§ WHAT THE EXERCISE ASKS: Write out all records as given; omit images.

§ THE DATA:
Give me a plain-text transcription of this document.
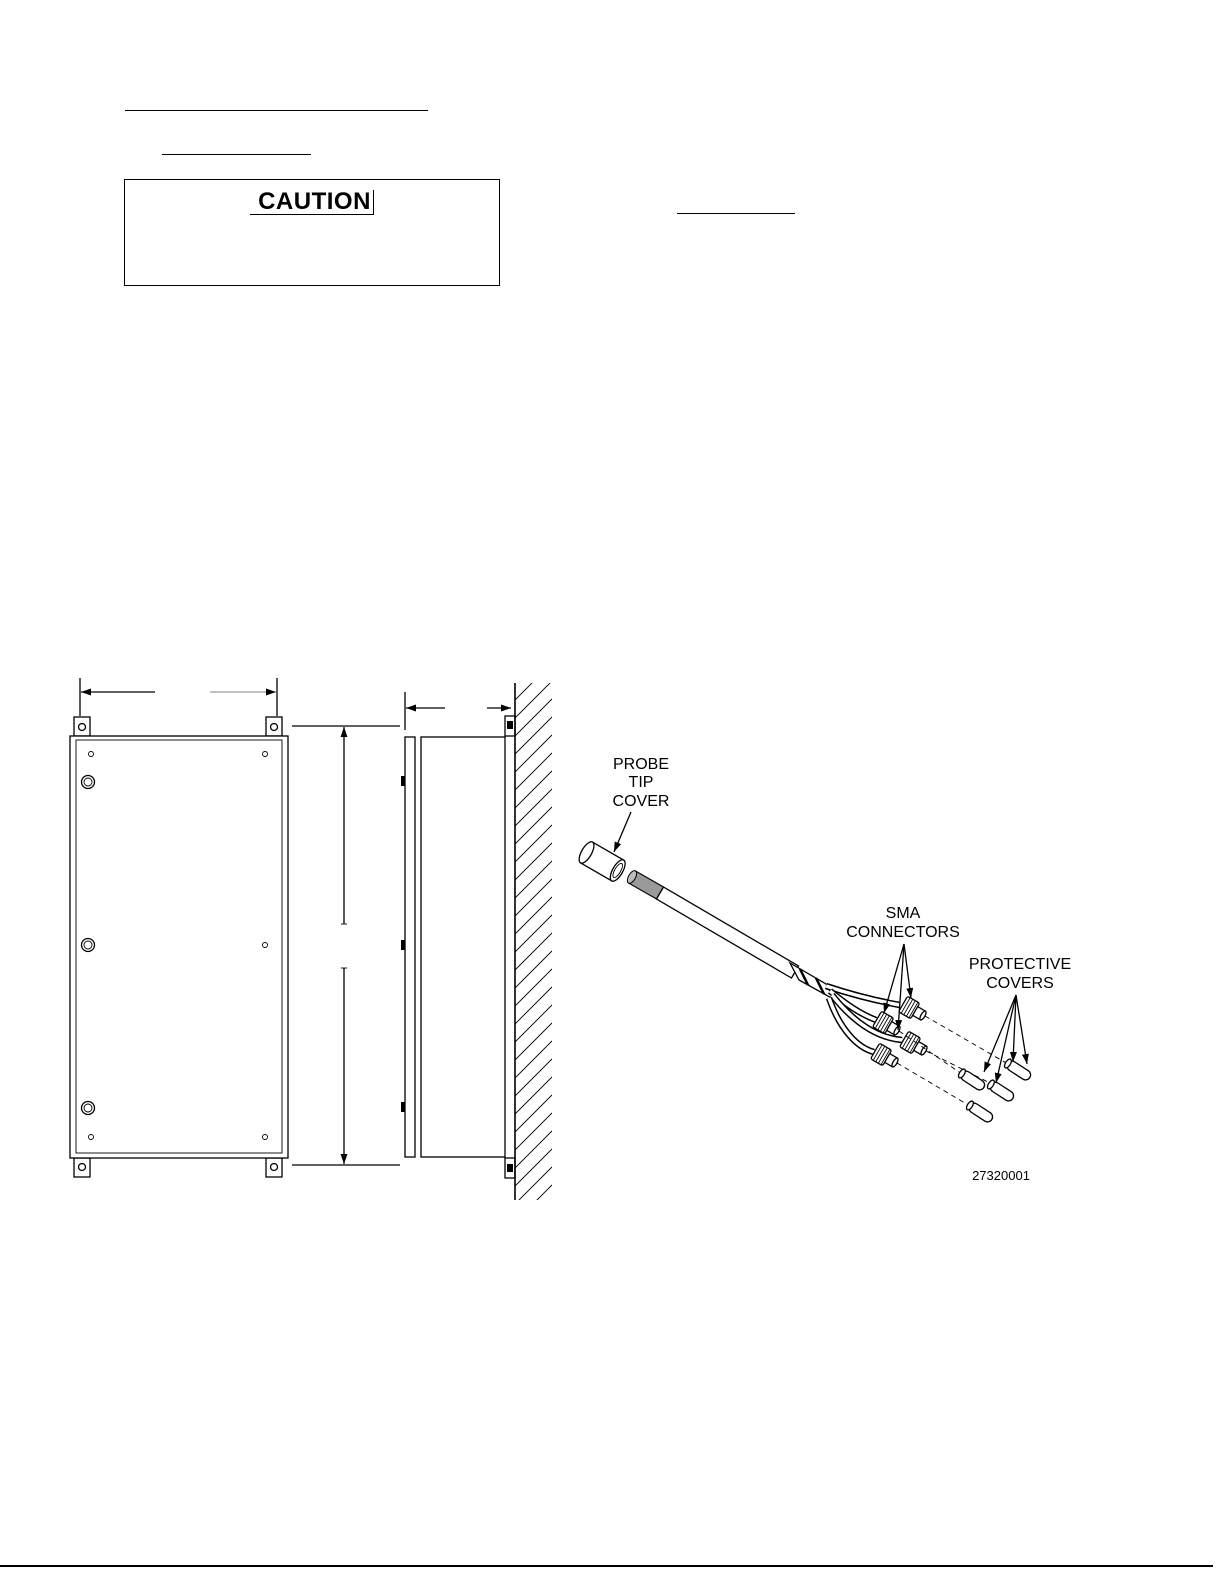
CAUTION
PROBE
TIP
COVER
SMA
CONNECTORS
PROTECTIVE
COVERS
27320001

§ OUTPUT OF THE TASK:
Give me a plain-text transcription of this document.
CAUTION
PROBE
TIP
COVER
SMA
CONNECTORS
PROTECTIVE
COVERS
27320001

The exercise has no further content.